## Task objective
Report every line in the listing below where the string "Prozentpunkte" shows up.

* start *

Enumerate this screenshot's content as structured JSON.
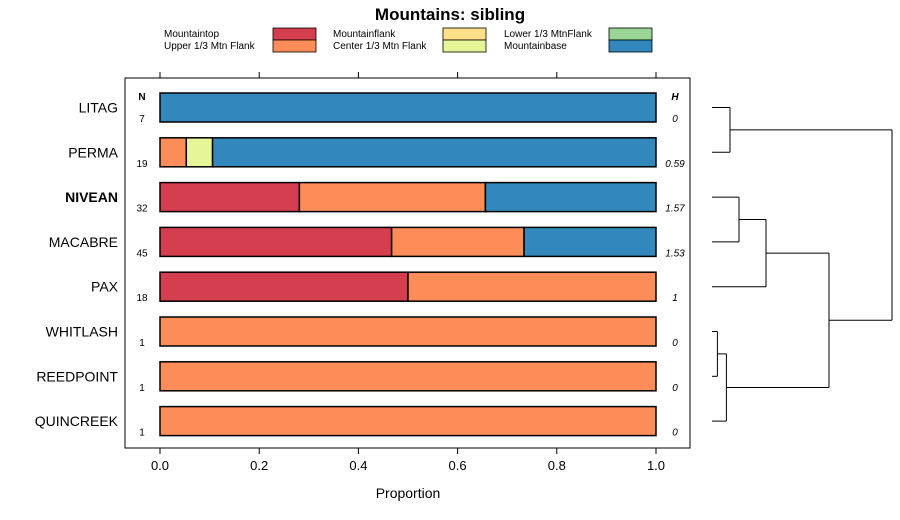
{
  "chart_data": {
    "type": "bar",
    "orientation": "horizontal-stacked",
    "title": "Mountains: sibling",
    "xlabel": "Proportion",
    "xlim": [
      0,
      1
    ],
    "xticks": [
      "0.0",
      "0.2",
      "0.4",
      "0.6",
      "0.8",
      "1.0"
    ],
    "n_header": "N",
    "h_header": "H",
    "legend": [
      {
        "name": "Mountaintop",
        "color": "#d53e4f"
      },
      {
        "name": "Upper 1/3 Mtn Flank",
        "color": "#fc8d59"
      },
      {
        "name": "Mountainflank",
        "color": "#fee08b"
      },
      {
        "name": "Center 1/3 Mtn Flank",
        "color": "#e6f598"
      },
      {
        "name": "Lower 1/3 MtnFlank",
        "color": "#99d594"
      },
      {
        "name": "Mountainbase",
        "color": "#3288bd"
      }
    ],
    "categories": [
      {
        "label": "LITAG",
        "bold": false,
        "n": "7",
        "h": "0",
        "segments": [
          {
            "name": "Mountainbase",
            "value": 1.0
          }
        ]
      },
      {
        "label": "PERMA",
        "bold": false,
        "n": "19",
        "h": "0.59",
        "segments": [
          {
            "name": "Upper 1/3 Mtn Flank",
            "value": 0.053
          },
          {
            "name": "Center 1/3 Mtn Flank",
            "value": 0.053
          },
          {
            "name": "Mountainbase",
            "value": 0.894
          }
        ]
      },
      {
        "label": "NIVEAN",
        "bold": true,
        "n": "32",
        "h": "1.57",
        "segments": [
          {
            "name": "Mountaintop",
            "value": 0.281
          },
          {
            "name": "Upper 1/3 Mtn Flank",
            "value": 0.375
          },
          {
            "name": "Mountainbase",
            "value": 0.344
          }
        ]
      },
      {
        "label": "MACABRE",
        "bold": false,
        "n": "45",
        "h": "1.53",
        "segments": [
          {
            "name": "Mountaintop",
            "value": 0.467
          },
          {
            "name": "Upper 1/3 Mtn Flank",
            "value": 0.267
          },
          {
            "name": "Mountainbase",
            "value": 0.266
          }
        ]
      },
      {
        "label": "PAX",
        "bold": false,
        "n": "18",
        "h": "1",
        "segments": [
          {
            "name": "Mountaintop",
            "value": 0.5
          },
          {
            "name": "Upper 1/3 Mtn Flank",
            "value": 0.5
          }
        ]
      },
      {
        "label": "WHITLASH",
        "bold": false,
        "n": "1",
        "h": "0",
        "segments": [
          {
            "name": "Upper 1/3 Mtn Flank",
            "value": 1.0
          }
        ]
      },
      {
        "label": "REEDPOINT",
        "bold": false,
        "n": "1",
        "h": "0",
        "segments": [
          {
            "name": "Upper 1/3 Mtn Flank",
            "value": 1.0
          }
        ]
      },
      {
        "label": "QUINCREEK",
        "bold": false,
        "n": "1",
        "h": "0",
        "segments": [
          {
            "name": "Upper 1/3 Mtn Flank",
            "value": 1.0
          }
        ]
      }
    ],
    "dendrogram": {
      "merges": [
        {
          "a": "r0",
          "b": "r1",
          "height": 0.1
        },
        {
          "a": "r2",
          "b": "r3",
          "height": 0.15
        },
        {
          "a": "m1",
          "b": "r4",
          "height": 0.3
        },
        {
          "a": "r5",
          "b": "r6",
          "height": 0.03
        },
        {
          "a": "m3",
          "b": "r7",
          "height": 0.08
        },
        {
          "a": "m2",
          "b": "m4",
          "height": 0.65
        },
        {
          "a": "m0",
          "b": "m5",
          "height": 1.0
        }
      ]
    }
  }
}
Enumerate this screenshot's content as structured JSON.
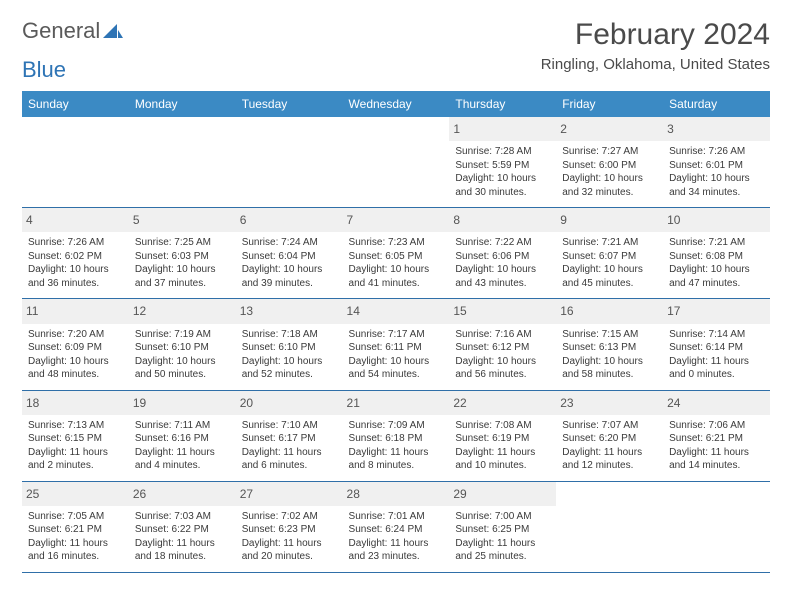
{
  "brand": {
    "name_a": "General",
    "name_b": "Blue"
  },
  "header": {
    "title": "February 2024",
    "location": "Ringling, Oklahoma, United States"
  },
  "colors": {
    "header_bg": "#3b8ac4",
    "header_text": "#ffffff",
    "row_border": "#2f6fa8",
    "daynum_bg": "#f0f0f0",
    "body_text": "#3a3a3a",
    "brand_gray": "#5a5a5a",
    "brand_blue": "#2e74b5"
  },
  "dow": [
    "Sunday",
    "Monday",
    "Tuesday",
    "Wednesday",
    "Thursday",
    "Friday",
    "Saturday"
  ],
  "weeks": [
    [
      null,
      null,
      null,
      null,
      {
        "n": "1",
        "sunrise": "7:28 AM",
        "sunset": "5:59 PM",
        "dl1": "Daylight: 10 hours",
        "dl2": "and 30 minutes."
      },
      {
        "n": "2",
        "sunrise": "7:27 AM",
        "sunset": "6:00 PM",
        "dl1": "Daylight: 10 hours",
        "dl2": "and 32 minutes."
      },
      {
        "n": "3",
        "sunrise": "7:26 AM",
        "sunset": "6:01 PM",
        "dl1": "Daylight: 10 hours",
        "dl2": "and 34 minutes."
      }
    ],
    [
      {
        "n": "4",
        "sunrise": "7:26 AM",
        "sunset": "6:02 PM",
        "dl1": "Daylight: 10 hours",
        "dl2": "and 36 minutes."
      },
      {
        "n": "5",
        "sunrise": "7:25 AM",
        "sunset": "6:03 PM",
        "dl1": "Daylight: 10 hours",
        "dl2": "and 37 minutes."
      },
      {
        "n": "6",
        "sunrise": "7:24 AM",
        "sunset": "6:04 PM",
        "dl1": "Daylight: 10 hours",
        "dl2": "and 39 minutes."
      },
      {
        "n": "7",
        "sunrise": "7:23 AM",
        "sunset": "6:05 PM",
        "dl1": "Daylight: 10 hours",
        "dl2": "and 41 minutes."
      },
      {
        "n": "8",
        "sunrise": "7:22 AM",
        "sunset": "6:06 PM",
        "dl1": "Daylight: 10 hours",
        "dl2": "and 43 minutes."
      },
      {
        "n": "9",
        "sunrise": "7:21 AM",
        "sunset": "6:07 PM",
        "dl1": "Daylight: 10 hours",
        "dl2": "and 45 minutes."
      },
      {
        "n": "10",
        "sunrise": "7:21 AM",
        "sunset": "6:08 PM",
        "dl1": "Daylight: 10 hours",
        "dl2": "and 47 minutes."
      }
    ],
    [
      {
        "n": "11",
        "sunrise": "7:20 AM",
        "sunset": "6:09 PM",
        "dl1": "Daylight: 10 hours",
        "dl2": "and 48 minutes."
      },
      {
        "n": "12",
        "sunrise": "7:19 AM",
        "sunset": "6:10 PM",
        "dl1": "Daylight: 10 hours",
        "dl2": "and 50 minutes."
      },
      {
        "n": "13",
        "sunrise": "7:18 AM",
        "sunset": "6:10 PM",
        "dl1": "Daylight: 10 hours",
        "dl2": "and 52 minutes."
      },
      {
        "n": "14",
        "sunrise": "7:17 AM",
        "sunset": "6:11 PM",
        "dl1": "Daylight: 10 hours",
        "dl2": "and 54 minutes."
      },
      {
        "n": "15",
        "sunrise": "7:16 AM",
        "sunset": "6:12 PM",
        "dl1": "Daylight: 10 hours",
        "dl2": "and 56 minutes."
      },
      {
        "n": "16",
        "sunrise": "7:15 AM",
        "sunset": "6:13 PM",
        "dl1": "Daylight: 10 hours",
        "dl2": "and 58 minutes."
      },
      {
        "n": "17",
        "sunrise": "7:14 AM",
        "sunset": "6:14 PM",
        "dl1": "Daylight: 11 hours",
        "dl2": "and 0 minutes."
      }
    ],
    [
      {
        "n": "18",
        "sunrise": "7:13 AM",
        "sunset": "6:15 PM",
        "dl1": "Daylight: 11 hours",
        "dl2": "and 2 minutes."
      },
      {
        "n": "19",
        "sunrise": "7:11 AM",
        "sunset": "6:16 PM",
        "dl1": "Daylight: 11 hours",
        "dl2": "and 4 minutes."
      },
      {
        "n": "20",
        "sunrise": "7:10 AM",
        "sunset": "6:17 PM",
        "dl1": "Daylight: 11 hours",
        "dl2": "and 6 minutes."
      },
      {
        "n": "21",
        "sunrise": "7:09 AM",
        "sunset": "6:18 PM",
        "dl1": "Daylight: 11 hours",
        "dl2": "and 8 minutes."
      },
      {
        "n": "22",
        "sunrise": "7:08 AM",
        "sunset": "6:19 PM",
        "dl1": "Daylight: 11 hours",
        "dl2": "and 10 minutes."
      },
      {
        "n": "23",
        "sunrise": "7:07 AM",
        "sunset": "6:20 PM",
        "dl1": "Daylight: 11 hours",
        "dl2": "and 12 minutes."
      },
      {
        "n": "24",
        "sunrise": "7:06 AM",
        "sunset": "6:21 PM",
        "dl1": "Daylight: 11 hours",
        "dl2": "and 14 minutes."
      }
    ],
    [
      {
        "n": "25",
        "sunrise": "7:05 AM",
        "sunset": "6:21 PM",
        "dl1": "Daylight: 11 hours",
        "dl2": "and 16 minutes."
      },
      {
        "n": "26",
        "sunrise": "7:03 AM",
        "sunset": "6:22 PM",
        "dl1": "Daylight: 11 hours",
        "dl2": "and 18 minutes."
      },
      {
        "n": "27",
        "sunrise": "7:02 AM",
        "sunset": "6:23 PM",
        "dl1": "Daylight: 11 hours",
        "dl2": "and 20 minutes."
      },
      {
        "n": "28",
        "sunrise": "7:01 AM",
        "sunset": "6:24 PM",
        "dl1": "Daylight: 11 hours",
        "dl2": "and 23 minutes."
      },
      {
        "n": "29",
        "sunrise": "7:00 AM",
        "sunset": "6:25 PM",
        "dl1": "Daylight: 11 hours",
        "dl2": "and 25 minutes."
      },
      null,
      null
    ]
  ],
  "labels": {
    "sunrise_prefix": "Sunrise: ",
    "sunset_prefix": "Sunset: "
  }
}
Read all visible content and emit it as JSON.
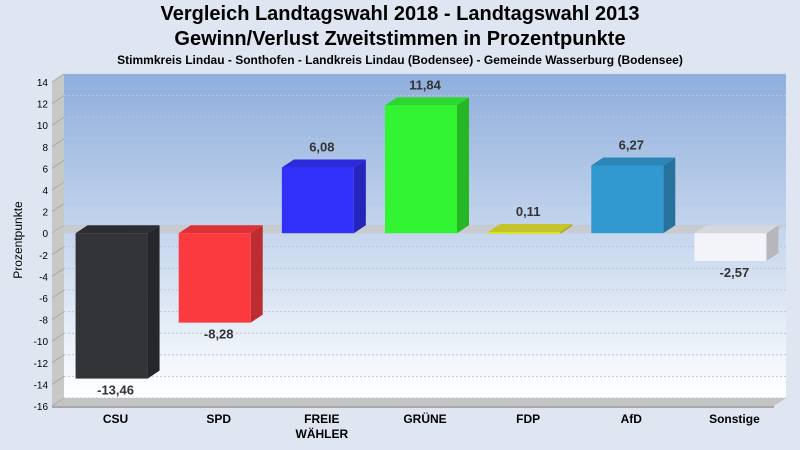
{
  "chart_data": {
    "type": "bar",
    "title": "Vergleich Landtagswahl 2018 - Landtagswahl 2013",
    "subtitle_line": "Gewinn/Verlust Zweitstimmen in Prozentpunkte",
    "subtitle": "Stimmkreis Lindau - Sonthofen - Landkreis Lindau (Bodensee) - Gemeinde Wasserburg (Bodensee)",
    "ylabel": "Prozentpunkte",
    "xlabel": "",
    "ylim": [
      -16,
      14
    ],
    "yticks": [
      14,
      12,
      10,
      8,
      6,
      4,
      2,
      0,
      -2,
      -4,
      -6,
      -8,
      -10,
      -12,
      -14,
      -16
    ],
    "grid": true,
    "categories": [
      [
        "CSU"
      ],
      [
        "SPD"
      ],
      [
        "FREIE",
        "WÄHLER"
      ],
      [
        "GRÜNE"
      ],
      [
        "FDP"
      ],
      [
        "AfD"
      ],
      [
        "Sonstige"
      ]
    ],
    "values": [
      -13.46,
      -8.28,
      6.08,
      11.84,
      0.11,
      6.27,
      -2.57
    ],
    "value_labels": [
      "-13,46",
      "-8,28",
      "6,08",
      "11,84",
      "0,11",
      "6,27",
      "-2,57"
    ],
    "colors": [
      "#333438",
      "#fb3a40",
      "#3131fb",
      "#33f433",
      "#e0e031",
      "#3298d0",
      "#f2f4fa"
    ]
  }
}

* end *

## Written response
    "subtitle_line": "Gewinn/Verlust Zweitstimmen in Prozentpunkte",
    "ylabel": "Prozentpunkte",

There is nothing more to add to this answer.